↓↓↓
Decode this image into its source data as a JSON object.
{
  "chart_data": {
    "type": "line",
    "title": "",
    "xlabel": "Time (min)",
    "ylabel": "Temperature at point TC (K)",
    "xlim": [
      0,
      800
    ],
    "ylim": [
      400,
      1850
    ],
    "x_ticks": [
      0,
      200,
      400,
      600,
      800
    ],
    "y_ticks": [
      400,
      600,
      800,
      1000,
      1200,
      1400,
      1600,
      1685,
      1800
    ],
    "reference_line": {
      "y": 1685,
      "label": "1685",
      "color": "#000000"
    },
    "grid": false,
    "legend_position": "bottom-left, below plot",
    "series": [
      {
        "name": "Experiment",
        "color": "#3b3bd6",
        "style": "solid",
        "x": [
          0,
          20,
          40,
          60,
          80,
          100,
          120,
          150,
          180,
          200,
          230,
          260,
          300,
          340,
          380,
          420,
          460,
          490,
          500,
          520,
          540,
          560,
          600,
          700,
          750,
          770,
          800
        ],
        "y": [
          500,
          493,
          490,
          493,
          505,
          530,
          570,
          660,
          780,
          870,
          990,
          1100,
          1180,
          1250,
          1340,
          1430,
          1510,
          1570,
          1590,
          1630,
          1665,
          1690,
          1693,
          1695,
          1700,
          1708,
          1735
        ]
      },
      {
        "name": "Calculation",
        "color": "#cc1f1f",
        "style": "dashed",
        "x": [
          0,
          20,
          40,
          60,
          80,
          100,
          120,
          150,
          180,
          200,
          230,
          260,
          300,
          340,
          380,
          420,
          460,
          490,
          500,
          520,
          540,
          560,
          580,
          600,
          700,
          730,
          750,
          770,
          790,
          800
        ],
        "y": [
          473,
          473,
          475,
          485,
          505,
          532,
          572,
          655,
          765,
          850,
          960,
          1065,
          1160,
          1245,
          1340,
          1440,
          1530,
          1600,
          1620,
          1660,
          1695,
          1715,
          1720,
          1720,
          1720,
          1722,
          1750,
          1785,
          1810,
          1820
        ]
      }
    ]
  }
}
↑↑↑
### Task directions
Locate each line with the word "color" and copy it.

### Worked solution
      "color": "#000000"
        "color": "#3b3bd6",
        "color": "#cc1f1f",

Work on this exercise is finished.